• _INSTRUCTIONS TO FOLLOW_:
Look over the lines below. Report each one that includes the string "icon".

• _ENTRIES SHOWN_:

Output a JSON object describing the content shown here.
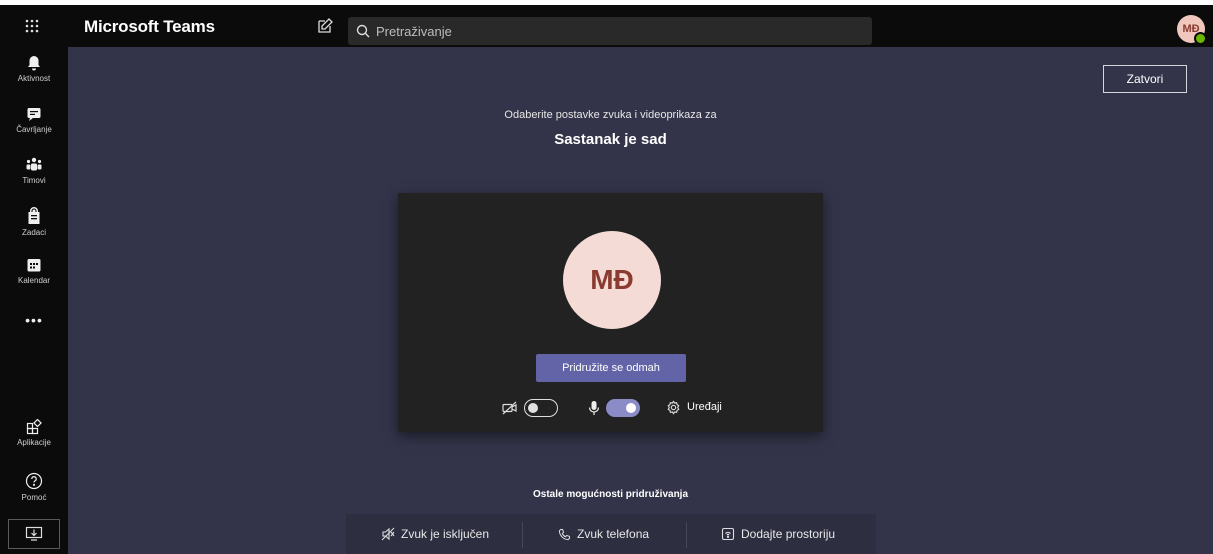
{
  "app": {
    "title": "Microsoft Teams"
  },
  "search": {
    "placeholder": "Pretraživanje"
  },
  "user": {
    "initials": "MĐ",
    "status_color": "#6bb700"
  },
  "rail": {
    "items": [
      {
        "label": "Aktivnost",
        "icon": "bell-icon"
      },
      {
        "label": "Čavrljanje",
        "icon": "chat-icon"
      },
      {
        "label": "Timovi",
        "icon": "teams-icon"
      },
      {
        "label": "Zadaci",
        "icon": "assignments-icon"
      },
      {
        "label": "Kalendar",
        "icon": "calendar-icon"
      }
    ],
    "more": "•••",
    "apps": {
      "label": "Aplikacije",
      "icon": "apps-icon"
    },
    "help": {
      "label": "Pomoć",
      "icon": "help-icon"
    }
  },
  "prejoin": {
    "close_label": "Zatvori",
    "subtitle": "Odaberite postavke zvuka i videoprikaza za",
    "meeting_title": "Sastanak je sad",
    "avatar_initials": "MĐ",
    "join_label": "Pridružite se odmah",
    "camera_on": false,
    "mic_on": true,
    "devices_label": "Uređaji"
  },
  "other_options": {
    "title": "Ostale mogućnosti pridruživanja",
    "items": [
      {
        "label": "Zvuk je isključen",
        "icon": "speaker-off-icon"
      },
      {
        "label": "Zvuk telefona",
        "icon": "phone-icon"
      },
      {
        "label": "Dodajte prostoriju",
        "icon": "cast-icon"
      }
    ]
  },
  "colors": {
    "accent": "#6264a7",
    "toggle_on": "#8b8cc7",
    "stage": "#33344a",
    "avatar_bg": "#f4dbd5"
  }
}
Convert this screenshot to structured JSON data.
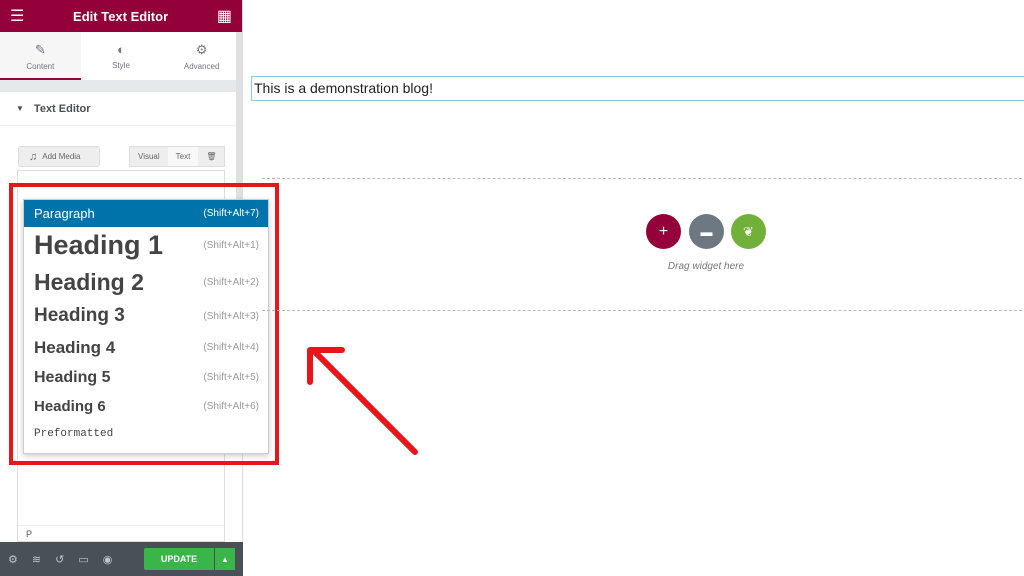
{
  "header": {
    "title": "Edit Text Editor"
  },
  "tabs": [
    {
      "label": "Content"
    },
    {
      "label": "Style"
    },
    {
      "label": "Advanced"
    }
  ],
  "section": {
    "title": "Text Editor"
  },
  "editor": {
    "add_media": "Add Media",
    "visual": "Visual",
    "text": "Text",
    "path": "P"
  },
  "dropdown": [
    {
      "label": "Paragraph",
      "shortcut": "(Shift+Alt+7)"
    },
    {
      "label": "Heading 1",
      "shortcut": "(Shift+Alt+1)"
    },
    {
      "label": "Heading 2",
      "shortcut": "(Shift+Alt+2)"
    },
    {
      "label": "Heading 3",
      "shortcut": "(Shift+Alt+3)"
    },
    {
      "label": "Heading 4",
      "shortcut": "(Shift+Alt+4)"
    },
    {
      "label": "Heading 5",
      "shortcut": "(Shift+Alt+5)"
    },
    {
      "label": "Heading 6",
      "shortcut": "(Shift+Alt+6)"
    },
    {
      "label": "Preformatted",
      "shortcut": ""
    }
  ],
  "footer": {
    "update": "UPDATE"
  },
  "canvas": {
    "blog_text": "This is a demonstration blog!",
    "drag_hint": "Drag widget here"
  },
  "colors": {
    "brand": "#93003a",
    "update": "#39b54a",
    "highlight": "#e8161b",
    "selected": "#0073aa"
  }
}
==
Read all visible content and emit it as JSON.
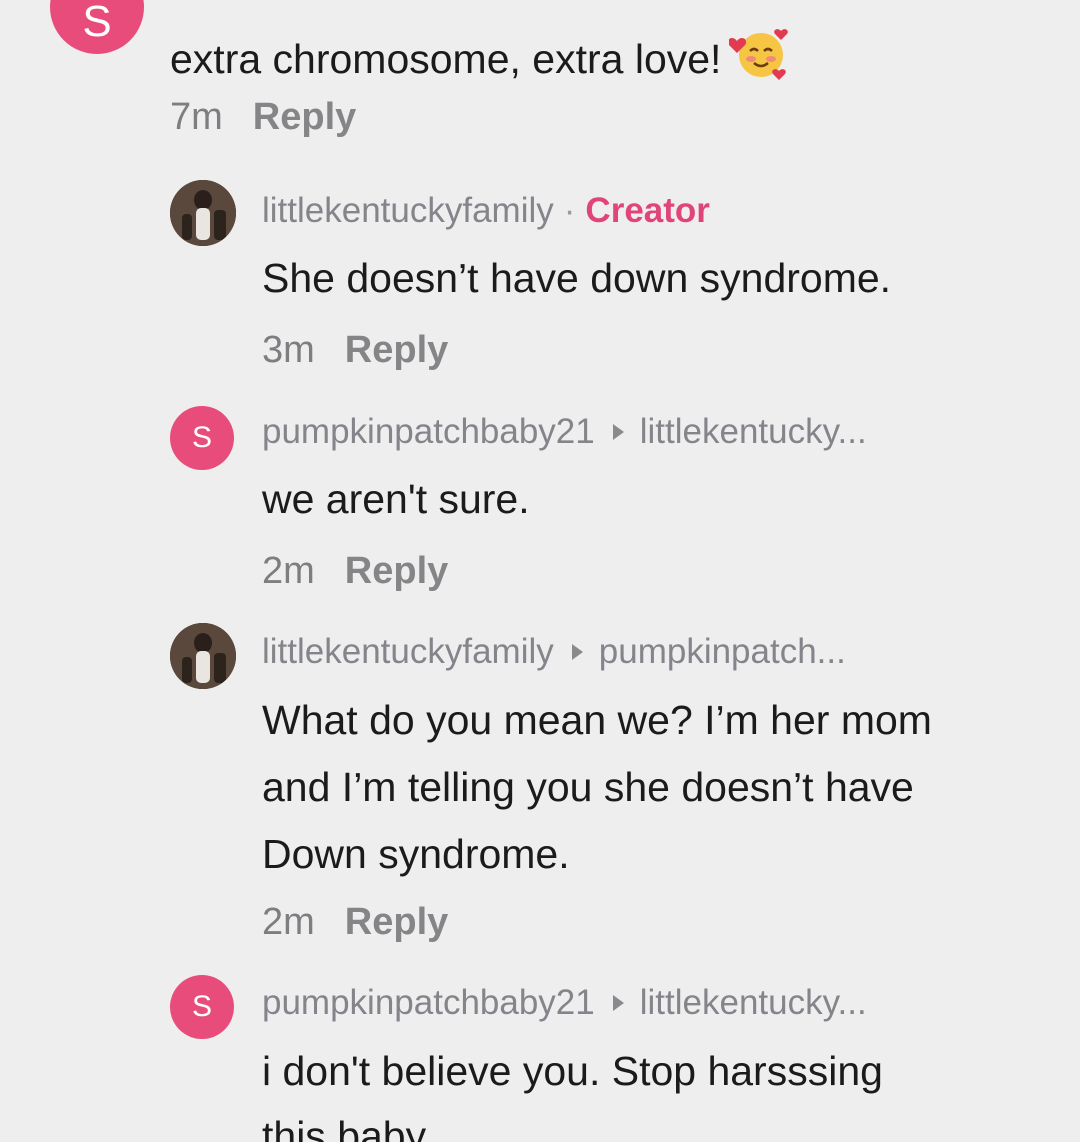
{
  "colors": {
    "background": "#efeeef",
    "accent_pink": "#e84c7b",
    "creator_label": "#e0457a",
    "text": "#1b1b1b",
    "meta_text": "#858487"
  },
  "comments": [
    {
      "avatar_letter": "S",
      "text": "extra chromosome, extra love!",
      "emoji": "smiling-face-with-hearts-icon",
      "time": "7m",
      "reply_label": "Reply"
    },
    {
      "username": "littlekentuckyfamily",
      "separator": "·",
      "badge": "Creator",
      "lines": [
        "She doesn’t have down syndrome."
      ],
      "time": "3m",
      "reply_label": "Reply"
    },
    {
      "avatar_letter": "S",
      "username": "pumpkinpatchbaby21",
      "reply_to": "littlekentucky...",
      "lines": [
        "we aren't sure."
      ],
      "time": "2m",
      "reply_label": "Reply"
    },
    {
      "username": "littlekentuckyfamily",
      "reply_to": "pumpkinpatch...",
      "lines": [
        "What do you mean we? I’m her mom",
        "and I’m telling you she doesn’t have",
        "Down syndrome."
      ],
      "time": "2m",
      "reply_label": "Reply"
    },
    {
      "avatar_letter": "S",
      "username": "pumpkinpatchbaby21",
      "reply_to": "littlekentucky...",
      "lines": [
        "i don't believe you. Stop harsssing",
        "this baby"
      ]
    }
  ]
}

• _ANSWER TO THE TASK_:
        "icon": "bell-icon"
        "icon": "chat-icon"
        "icon": "teams-icon"
        "icon": "assignments-icon"
        "icon": "calendar-icon"
      "icon": "apps-icon"
      "icon": "help-icon"
        "icon": "speaker-off-icon"
        "icon": "phone-icon"
        "icon": "cast-icon"
      "emoji": "smiling-face-with-hearts-icon",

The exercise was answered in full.